Begin Source records

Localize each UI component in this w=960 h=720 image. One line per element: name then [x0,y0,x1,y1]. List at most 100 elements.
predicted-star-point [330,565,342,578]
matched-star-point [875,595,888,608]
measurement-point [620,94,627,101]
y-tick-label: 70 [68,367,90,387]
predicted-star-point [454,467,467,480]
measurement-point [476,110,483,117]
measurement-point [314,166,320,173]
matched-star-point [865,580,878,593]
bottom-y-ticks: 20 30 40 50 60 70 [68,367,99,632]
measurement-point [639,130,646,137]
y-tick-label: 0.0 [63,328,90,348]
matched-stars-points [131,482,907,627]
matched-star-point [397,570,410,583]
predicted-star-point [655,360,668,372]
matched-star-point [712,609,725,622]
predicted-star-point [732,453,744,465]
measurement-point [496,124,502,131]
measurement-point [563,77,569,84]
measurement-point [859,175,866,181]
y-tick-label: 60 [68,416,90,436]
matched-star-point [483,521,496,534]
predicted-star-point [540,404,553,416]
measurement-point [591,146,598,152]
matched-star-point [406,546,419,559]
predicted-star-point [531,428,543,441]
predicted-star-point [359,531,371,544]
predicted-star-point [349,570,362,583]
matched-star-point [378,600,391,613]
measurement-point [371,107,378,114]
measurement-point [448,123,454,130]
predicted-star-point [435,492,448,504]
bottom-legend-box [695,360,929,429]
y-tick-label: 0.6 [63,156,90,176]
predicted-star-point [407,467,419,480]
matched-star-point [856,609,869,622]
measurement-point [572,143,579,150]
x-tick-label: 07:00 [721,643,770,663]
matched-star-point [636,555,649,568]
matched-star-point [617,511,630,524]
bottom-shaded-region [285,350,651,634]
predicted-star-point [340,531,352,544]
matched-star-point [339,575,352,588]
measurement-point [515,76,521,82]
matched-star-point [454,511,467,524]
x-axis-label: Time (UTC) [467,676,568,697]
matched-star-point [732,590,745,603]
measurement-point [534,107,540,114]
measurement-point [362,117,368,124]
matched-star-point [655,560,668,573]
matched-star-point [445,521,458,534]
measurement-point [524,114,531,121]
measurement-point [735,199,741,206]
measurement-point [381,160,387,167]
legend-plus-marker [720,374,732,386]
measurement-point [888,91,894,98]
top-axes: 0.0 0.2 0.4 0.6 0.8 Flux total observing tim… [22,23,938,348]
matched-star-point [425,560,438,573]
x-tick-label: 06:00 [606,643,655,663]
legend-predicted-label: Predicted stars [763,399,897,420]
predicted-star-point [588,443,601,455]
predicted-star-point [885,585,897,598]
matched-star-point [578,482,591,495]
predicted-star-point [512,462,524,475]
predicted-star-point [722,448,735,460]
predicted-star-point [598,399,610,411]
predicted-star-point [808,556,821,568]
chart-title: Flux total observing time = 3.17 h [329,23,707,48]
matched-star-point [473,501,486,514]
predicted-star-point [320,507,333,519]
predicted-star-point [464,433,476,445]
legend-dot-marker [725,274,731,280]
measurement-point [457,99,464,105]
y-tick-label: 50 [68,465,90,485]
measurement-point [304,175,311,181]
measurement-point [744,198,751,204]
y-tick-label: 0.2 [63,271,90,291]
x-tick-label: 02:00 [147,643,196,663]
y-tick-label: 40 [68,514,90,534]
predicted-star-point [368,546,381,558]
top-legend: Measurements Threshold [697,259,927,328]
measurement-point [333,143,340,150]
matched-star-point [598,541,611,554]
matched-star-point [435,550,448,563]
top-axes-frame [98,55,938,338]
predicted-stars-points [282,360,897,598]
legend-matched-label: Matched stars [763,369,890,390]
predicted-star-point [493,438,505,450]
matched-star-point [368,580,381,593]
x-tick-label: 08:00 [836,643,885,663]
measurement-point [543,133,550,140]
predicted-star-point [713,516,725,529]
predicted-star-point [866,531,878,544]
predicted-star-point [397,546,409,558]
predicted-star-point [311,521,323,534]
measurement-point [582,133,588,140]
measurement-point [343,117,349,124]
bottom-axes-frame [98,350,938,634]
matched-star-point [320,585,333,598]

End Source records

■ **Direction**: Reproduce every line of the records above, unchanged and in the same order.

■ **Written solution**:
Localize each UI component in this w=960 h=720 image. One line per element: name then [x0,y0,x1,y1]. List at most 100 elements.
predicted-star-point [330,565,342,578]
matched-star-point [875,595,888,608]
measurement-point [620,94,627,101]
y-tick-label: 70 [68,367,90,387]
predicted-star-point [454,467,467,480]
measurement-point [476,110,483,117]
measurement-point [314,166,320,173]
matched-star-point [865,580,878,593]
bottom-y-ticks: 20 30 40 50 60 70 [68,367,99,632]
measurement-point [639,130,646,137]
y-tick-label: 0.0 [63,328,90,348]
matched-stars-points [131,482,907,627]
matched-star-point [397,570,410,583]
predicted-star-point [655,360,668,372]
matched-star-point [712,609,725,622]
predicted-star-point [732,453,744,465]
measurement-point [496,124,502,131]
measurement-point [563,77,569,84]
measurement-point [859,175,866,181]
y-tick-label: 60 [68,416,90,436]
matched-star-point [483,521,496,534]
predicted-star-point [540,404,553,416]
measurement-point [591,146,598,152]
matched-star-point [406,546,419,559]
predicted-star-point [531,428,543,441]
predicted-star-point [359,531,371,544]
predicted-star-point [349,570,362,583]
matched-star-point [378,600,391,613]
measurement-point [371,107,378,114]
measurement-point [448,123,454,130]
predicted-star-point [435,492,448,504]
bottom-legend-box [695,360,929,429]
y-tick-label: 0.6 [63,156,90,176]
predicted-star-point [407,467,419,480]
matched-star-point [856,609,869,622]
measurement-point [572,143,579,150]
x-tick-label: 07:00 [721,643,770,663]
matched-star-point [636,555,649,568]
matched-star-point [617,511,630,524]
bottom-shaded-region [285,350,651,634]
predicted-star-point [340,531,352,544]
matched-star-point [339,575,352,588]
measurement-point [515,76,521,82]
matched-star-point [454,511,467,524]
x-axis-label: Time (UTC) [467,676,568,697]
matched-star-point [732,590,745,603]
measurement-point [534,107,540,114]
measurement-point [362,117,368,124]
matched-star-point [655,560,668,573]
matched-star-point [445,521,458,534]
measurement-point [524,114,531,121]
measurement-point [735,199,741,206]
measurement-point [381,160,387,167]
legend-plus-marker [720,374,732,386]
measurement-point [888,91,894,98]
top-axes: 0.0 0.2 0.4 0.6 0.8 Flux total observing tim… [22,23,938,348]
matched-star-point [425,560,438,573]
x-tick-label: 06:00 [606,643,655,663]
legend-predicted-label: Predicted stars [763,399,897,420]
predicted-star-point [588,443,601,455]
predicted-star-point [885,585,897,598]
matched-star-point [578,482,591,495]
predicted-star-point [512,462,524,475]
predicted-star-point [722,448,735,460]
predicted-star-point [598,399,610,411]
predicted-star-point [808,556,821,568]
chart-title: Flux total observing time = 3.17 h [329,23,707,48]
matched-star-point [473,501,486,514]
predicted-star-point [320,507,333,519]
predicted-star-point [464,433,476,445]
legend-dot-marker [725,274,731,280]
measurement-point [457,99,464,105]
y-tick-label: 50 [68,465,90,485]
measurement-point [304,175,311,181]
measurement-point [744,198,751,204]
y-tick-label: 0.2 [63,271,90,291]
x-tick-label: 02:00 [147,643,196,663]
y-tick-label: 40 [68,514,90,534]
predicted-star-point [368,546,381,558]
top-legend: Measurements Threshold [697,259,927,328]
measurement-point [333,143,340,150]
matched-star-point [598,541,611,554]
matched-star-point [435,550,448,563]
top-axes-frame [98,55,938,338]
predicted-stars-points [282,360,897,598]
legend-matched-label: Matched stars [763,369,890,390]
predicted-star-point [493,438,505,450]
matched-star-point [368,580,381,593]
x-tick-label: 08:00 [836,643,885,663]
measurement-point [543,133,550,140]
predicted-star-point [713,516,725,529]
predicted-star-point [866,531,878,544]
predicted-star-point [397,546,409,558]
predicted-star-point [311,521,323,534]
measurement-point [582,133,588,140]
measurement-point [343,117,349,124]
bottom-axes-frame [98,350,938,634]
matched-star-point [320,585,333,598]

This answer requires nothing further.